[BEGIN]
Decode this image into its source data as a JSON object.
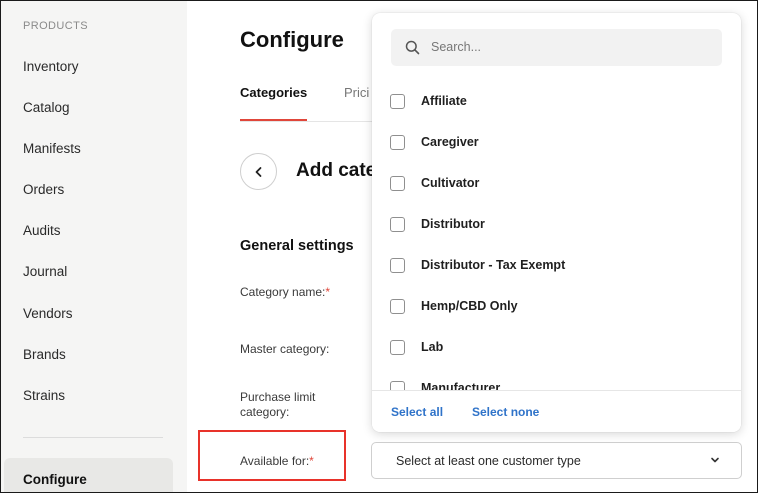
{
  "sidebar": {
    "heading": "PRODUCTS",
    "items": [
      "Inventory",
      "Catalog",
      "Manifests",
      "Orders",
      "Audits",
      "Journal",
      "Vendors",
      "Brands",
      "Strains"
    ],
    "active": "Configure"
  },
  "page": {
    "title": "Configure",
    "tabs": [
      "Categories",
      "Prici"
    ],
    "section_title": "Add cate",
    "group_title": "General settings",
    "labels": {
      "category_name": "Category name:",
      "master_category": "Master category:",
      "purchase_limit_1": "Purchase limit",
      "purchase_limit_2": "category:",
      "available_for": "Available for:"
    },
    "required_mark": "*",
    "customer_type_select": "Select at least one customer type"
  },
  "dropdown": {
    "search_placeholder": "Search...",
    "options": [
      "Affiliate",
      "Caregiver",
      "Cultivator",
      "Distributor",
      "Distributor - Tax Exempt",
      "Hemp/CBD Only",
      "Lab",
      "Manufacturer"
    ],
    "select_all": "Select all",
    "select_none": "Select none"
  },
  "colors": {
    "accent": "#e0463a",
    "link": "#2f73c9",
    "highlight": "#e8322a"
  }
}
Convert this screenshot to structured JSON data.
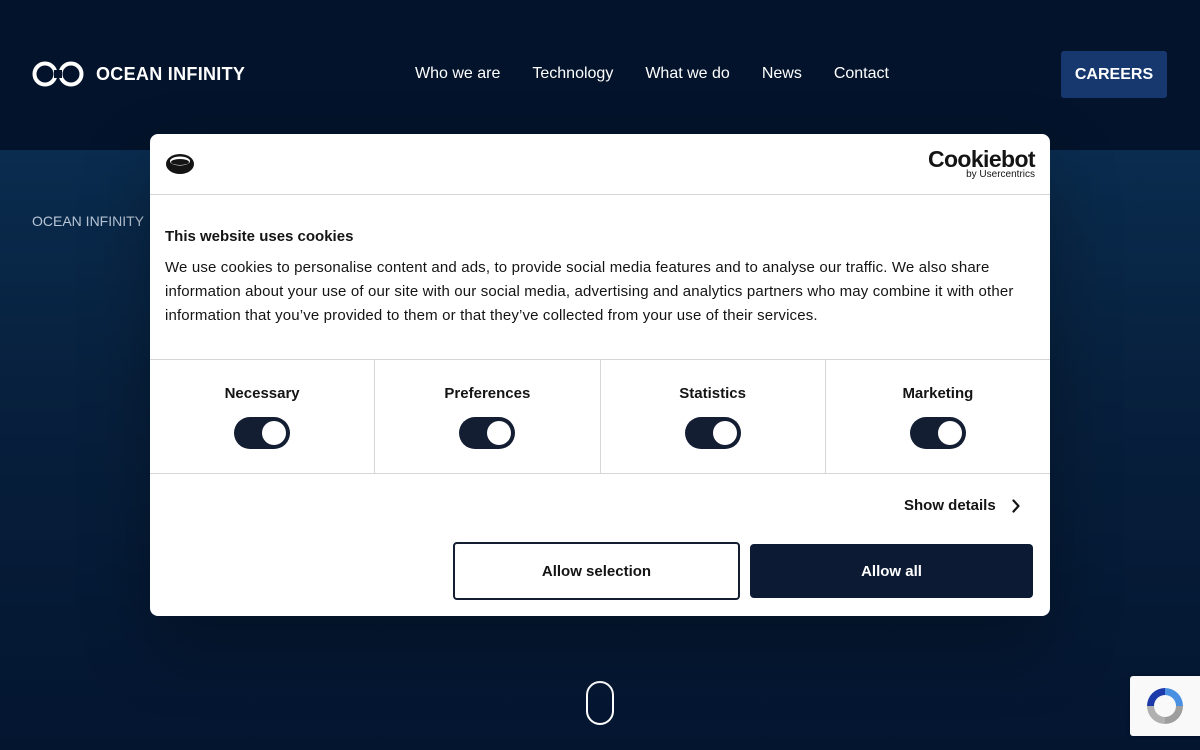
{
  "header": {
    "brand": "OCEAN INFINITY",
    "nav": [
      "Who we are",
      "Technology",
      "What we do",
      "News",
      "Contact"
    ],
    "cta": "CAREERS"
  },
  "hero": {
    "breadcrumb": "OCEAN INFINITY"
  },
  "cookie_dialog": {
    "brand_main": "Cookiebot",
    "brand_sub": "by Usercentrics",
    "title": "This website uses cookies",
    "body": "We use cookies to personalise content and ads, to provide social media features and to analyse our traffic. We also share information about your use of our site with our social media, advertising and analytics partners who may combine it with other information that you’ve provided to them or that they’ve collected from your use of their services.",
    "categories": [
      {
        "label": "Necessary",
        "enabled": true
      },
      {
        "label": "Preferences",
        "enabled": true
      },
      {
        "label": "Statistics",
        "enabled": true
      },
      {
        "label": "Marketing",
        "enabled": true
      }
    ],
    "show_details": "Show details",
    "allow_selection": "Allow selection",
    "allow_all": "Allow all"
  },
  "icons": [
    "infinity-logo-icon",
    "cookiebot-logo-icon",
    "chevron-right-icon",
    "scroll-indicator-icon",
    "recaptcha-icon"
  ],
  "colors": {
    "header_bg": "#02132b",
    "hero_bg": "#07203d",
    "careers_bg": "#16386e",
    "toggle_on": "#141e33",
    "allow_all_bg": "#0c1a33"
  }
}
[END]
• [STATED GOAL]: Search the entries for the word "OCEAN" and copy every line that has it.

• [FULL ANSWER]:
    "brand": "OCEAN INFINITY",
    "breadcrumb": "OCEAN INFINITY"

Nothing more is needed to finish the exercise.